■ ROWS ■
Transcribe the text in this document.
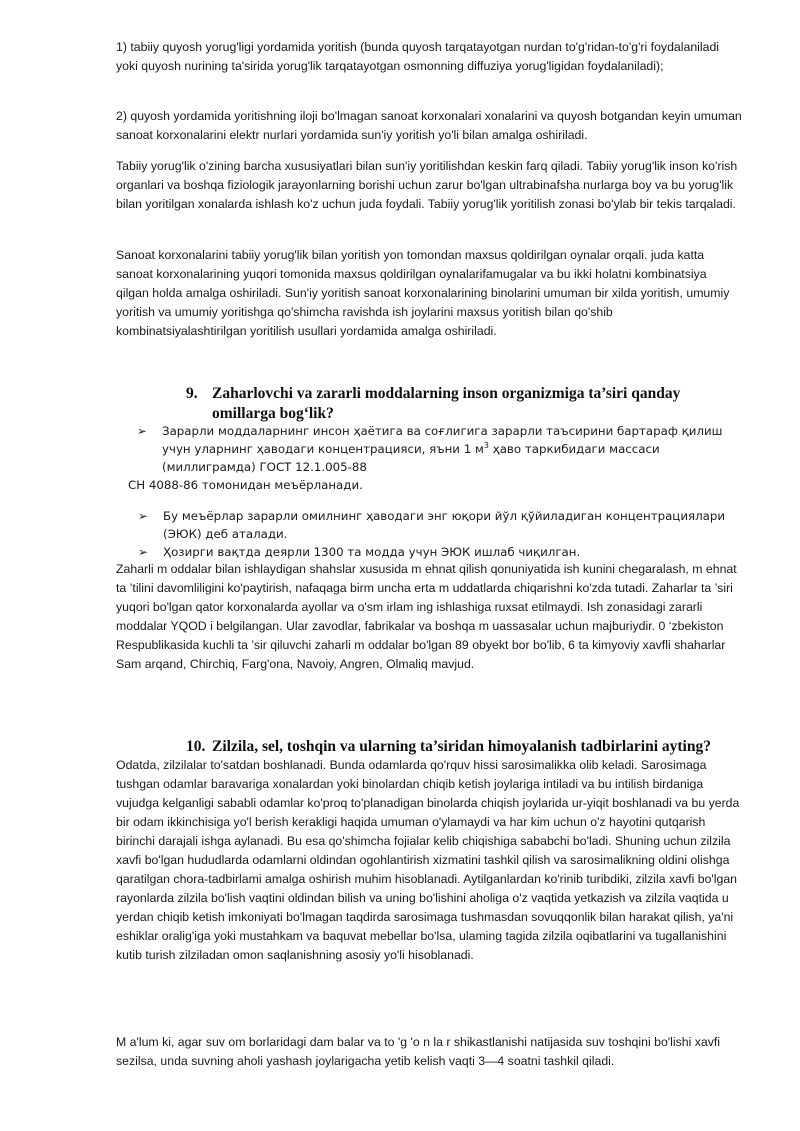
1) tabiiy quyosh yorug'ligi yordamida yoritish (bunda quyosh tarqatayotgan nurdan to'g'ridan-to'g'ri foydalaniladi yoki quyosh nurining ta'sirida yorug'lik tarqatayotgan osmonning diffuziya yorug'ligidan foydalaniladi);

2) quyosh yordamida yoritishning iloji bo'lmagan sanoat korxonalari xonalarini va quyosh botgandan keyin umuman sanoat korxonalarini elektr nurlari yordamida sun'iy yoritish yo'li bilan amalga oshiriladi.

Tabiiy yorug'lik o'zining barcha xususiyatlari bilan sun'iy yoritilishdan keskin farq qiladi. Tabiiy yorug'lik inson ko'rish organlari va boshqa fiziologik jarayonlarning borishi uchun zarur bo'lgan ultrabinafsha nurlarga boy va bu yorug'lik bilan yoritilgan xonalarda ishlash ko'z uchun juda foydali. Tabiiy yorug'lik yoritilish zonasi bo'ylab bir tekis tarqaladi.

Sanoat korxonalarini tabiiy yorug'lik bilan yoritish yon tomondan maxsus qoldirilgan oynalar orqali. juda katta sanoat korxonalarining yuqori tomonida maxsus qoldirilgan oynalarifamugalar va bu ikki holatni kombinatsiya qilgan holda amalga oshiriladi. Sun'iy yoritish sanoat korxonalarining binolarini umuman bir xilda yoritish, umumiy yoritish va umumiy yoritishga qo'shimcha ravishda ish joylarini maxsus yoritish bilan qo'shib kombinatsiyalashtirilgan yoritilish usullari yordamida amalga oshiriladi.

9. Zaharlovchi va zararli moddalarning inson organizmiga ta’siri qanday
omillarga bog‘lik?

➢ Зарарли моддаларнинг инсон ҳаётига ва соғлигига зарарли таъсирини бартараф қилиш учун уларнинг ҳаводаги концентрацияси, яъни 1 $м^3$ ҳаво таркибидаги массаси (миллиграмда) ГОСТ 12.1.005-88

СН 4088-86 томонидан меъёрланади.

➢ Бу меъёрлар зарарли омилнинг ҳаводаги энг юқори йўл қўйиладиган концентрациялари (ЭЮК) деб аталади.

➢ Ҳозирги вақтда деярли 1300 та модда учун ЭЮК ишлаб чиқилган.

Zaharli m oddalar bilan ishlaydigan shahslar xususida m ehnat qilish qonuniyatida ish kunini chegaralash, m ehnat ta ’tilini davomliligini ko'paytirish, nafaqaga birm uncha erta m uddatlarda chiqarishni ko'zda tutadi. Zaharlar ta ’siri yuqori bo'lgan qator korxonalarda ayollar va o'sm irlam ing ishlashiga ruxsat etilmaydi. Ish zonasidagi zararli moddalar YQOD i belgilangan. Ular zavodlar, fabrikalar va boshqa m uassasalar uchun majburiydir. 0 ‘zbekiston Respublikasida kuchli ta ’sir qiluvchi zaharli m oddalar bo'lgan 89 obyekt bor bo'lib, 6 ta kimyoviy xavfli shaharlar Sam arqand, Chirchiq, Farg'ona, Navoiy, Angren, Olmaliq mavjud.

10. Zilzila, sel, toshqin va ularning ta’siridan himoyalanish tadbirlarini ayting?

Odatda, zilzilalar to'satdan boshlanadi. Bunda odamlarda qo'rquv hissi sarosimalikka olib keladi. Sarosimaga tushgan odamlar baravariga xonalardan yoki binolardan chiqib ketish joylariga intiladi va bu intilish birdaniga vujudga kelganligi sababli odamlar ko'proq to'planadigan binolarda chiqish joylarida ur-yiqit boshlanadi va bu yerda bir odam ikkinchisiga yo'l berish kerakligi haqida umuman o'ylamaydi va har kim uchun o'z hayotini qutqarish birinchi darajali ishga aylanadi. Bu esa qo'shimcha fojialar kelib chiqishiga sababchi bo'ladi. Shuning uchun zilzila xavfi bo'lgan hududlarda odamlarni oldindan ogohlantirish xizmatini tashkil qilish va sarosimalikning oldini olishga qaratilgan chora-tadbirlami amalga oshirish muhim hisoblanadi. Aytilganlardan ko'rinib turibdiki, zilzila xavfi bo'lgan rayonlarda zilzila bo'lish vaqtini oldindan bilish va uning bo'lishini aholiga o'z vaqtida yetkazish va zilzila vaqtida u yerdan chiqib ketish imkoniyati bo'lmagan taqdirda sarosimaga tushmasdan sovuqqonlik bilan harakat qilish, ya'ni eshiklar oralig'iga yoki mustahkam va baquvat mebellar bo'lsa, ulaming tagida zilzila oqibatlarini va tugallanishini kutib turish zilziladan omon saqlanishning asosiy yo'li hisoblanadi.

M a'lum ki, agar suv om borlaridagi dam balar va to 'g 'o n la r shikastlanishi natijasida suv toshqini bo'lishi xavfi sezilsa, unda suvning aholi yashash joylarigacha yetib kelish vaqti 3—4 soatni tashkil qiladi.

■ EXERCISE AIM ■
Write out each line of the data exactly; the images should be left out.

■ RESPONSE BELOW ■
Transcribe the text in this document.
1) tabiiy quyosh yorug'ligi yordamida yoritish (bunda quyosh tarqatayotgan nurdan to'g'ridan-to'g'ri foydalaniladi yoki quyosh nurining ta'sirida yorug'lik tarqatayotgan osmonning diffuziya yorug'ligidan foydalaniladi);

2) quyosh yordamida yoritishning iloji bo'lmagan sanoat korxonalari xonalarini va quyosh botgandan keyin umuman sanoat korxonalarini elektr nurlari yordamida sun'iy yoritish yo'li bilan amalga oshiriladi.

Tabiiy yorug'lik o'zining barcha xususiyatlari bilan sun'iy yoritilishdan keskin farq qiladi. Tabiiy yorug'lik inson ko'rish organlari va boshqa fiziologik jarayonlarning borishi uchun zarur bo'lgan ultrabinafsha nurlarga boy va bu yorug'lik bilan yoritilgan xonalarda ishlash ko'z uchun juda foydali. Tabiiy yorug'lik yoritilish zonasi bo'ylab bir tekis tarqaladi.

Sanoat korxonalarini tabiiy yorug'lik bilan yoritish yon tomondan maxsus qoldirilgan oynalar orqali. juda katta sanoat korxonalarining yuqori tomonida maxsus qoldirilgan oynalarifamugalar va bu ikki holatni kombinatsiya qilgan holda amalga oshiriladi. Sun'iy yoritish sanoat korxonalarining binolarini umuman bir xilda yoritish, umumiy yoritish va umumiy yoritishga qo'shimcha ravishda ish joylarini maxsus yoritish bilan qo'shib kombinatsiyalashtirilgan yoritilish usullari yordamida amalga oshiriladi.

9. Zaharlovchi va zararli moddalarning inson organizmiga ta’siri qanday
omillarga bog‘lik?

➢ Зарарли моддаларнинг инсон ҳаётига ва соғлигига зарарли таъсирини бартараф қилиш учун уларнинг ҳаводаги концентрацияси, яъни 1 $м^3$ ҳаво таркибидаги массаси (миллиграмда) ГОСТ 12.1.005-88

СН 4088-86 томонидан меъёрланади.

➢ Бу меъёрлар зарарли омилнинг ҳаводаги энг юқори йўл қўйиладиган концентрациялари (ЭЮК) деб аталади.

➢ Ҳозирги вақтда деярли 1300 та модда учун ЭЮК ишлаб чиқилган.

Zaharli m oddalar bilan ishlaydigan shahslar xususida m ehnat qilish qonuniyatida ish kunini chegaralash, m ehnat ta ’tilini davomliligini ko'paytirish, nafaqaga birm uncha erta m uddatlarda chiqarishni ko'zda tutadi. Zaharlar ta ’siri yuqori bo'lgan qator korxonalarda ayollar va o'sm irlam ing ishlashiga ruxsat etilmaydi. Ish zonasidagi zararli moddalar YQOD i belgilangan. Ular zavodlar, fabrikalar va boshqa m uassasalar uchun majburiydir. 0 ‘zbekiston Respublikasida kuchli ta ’sir qiluvchi zaharli m oddalar bo'lgan 89 obyekt bor bo'lib, 6 ta kimyoviy xavfli shaharlar Sam arqand, Chirchiq, Farg'ona, Navoiy, Angren, Olmaliq mavjud.

10. Zilzila, sel, toshqin va ularning ta’siridan himoyalanish tadbirlarini ayting?

Odatda, zilzilalar to'satdan boshlanadi. Bunda odamlarda qo'rquv hissi sarosimalikka olib keladi. Sarosimaga tushgan odamlar baravariga xonalardan yoki binolardan chiqib ketish joylariga intiladi va bu intilish birdaniga vujudga kelganligi sababli odamlar ko'proq to'planadigan binolarda chiqish joylarida ur-yiqit boshlanadi va bu yerda bir odam ikkinchisiga yo'l berish kerakligi haqida umuman o'ylamaydi va har kim uchun o'z hayotini qutqarish birinchi darajali ishga aylanadi. Bu esa qo'shimcha fojialar kelib chiqishiga sababchi bo'ladi. Shuning uchun zilzila xavfi bo'lgan hududlarda odamlarni oldindan ogohlantirish xizmatini tashkil qilish va sarosimalikning oldini olishga qaratilgan chora-tadbirlami amalga oshirish muhim hisoblanadi. Aytilganlardan ko'rinib turibdiki, zilzila xavfi bo'lgan rayonlarda zilzila bo'lish vaqtini oldindan bilish va uning bo'lishini aholiga o'z vaqtida yetkazish va zilzila vaqtida u yerdan chiqib ketish imkoniyati bo'lmagan taqdirda sarosimaga tushmasdan sovuqqonlik bilan harakat qilish, ya'ni eshiklar oralig'iga yoki mustahkam va baquvat mebellar bo'lsa, ulaming tagida zilzila oqibatlarini va tugallanishini kutib turish zilziladan omon saqlanishning asosiy yo'li hisoblanadi.

M a'lum ki, agar suv om borlaridagi dam balar va to 'g 'o n la r shikastlanishi natijasida suv toshqini bo'lishi xavfi sezilsa, unda suvning aholi yashash joylarigacha yetib kelish vaqti 3—4 soatni tashkil qiladi.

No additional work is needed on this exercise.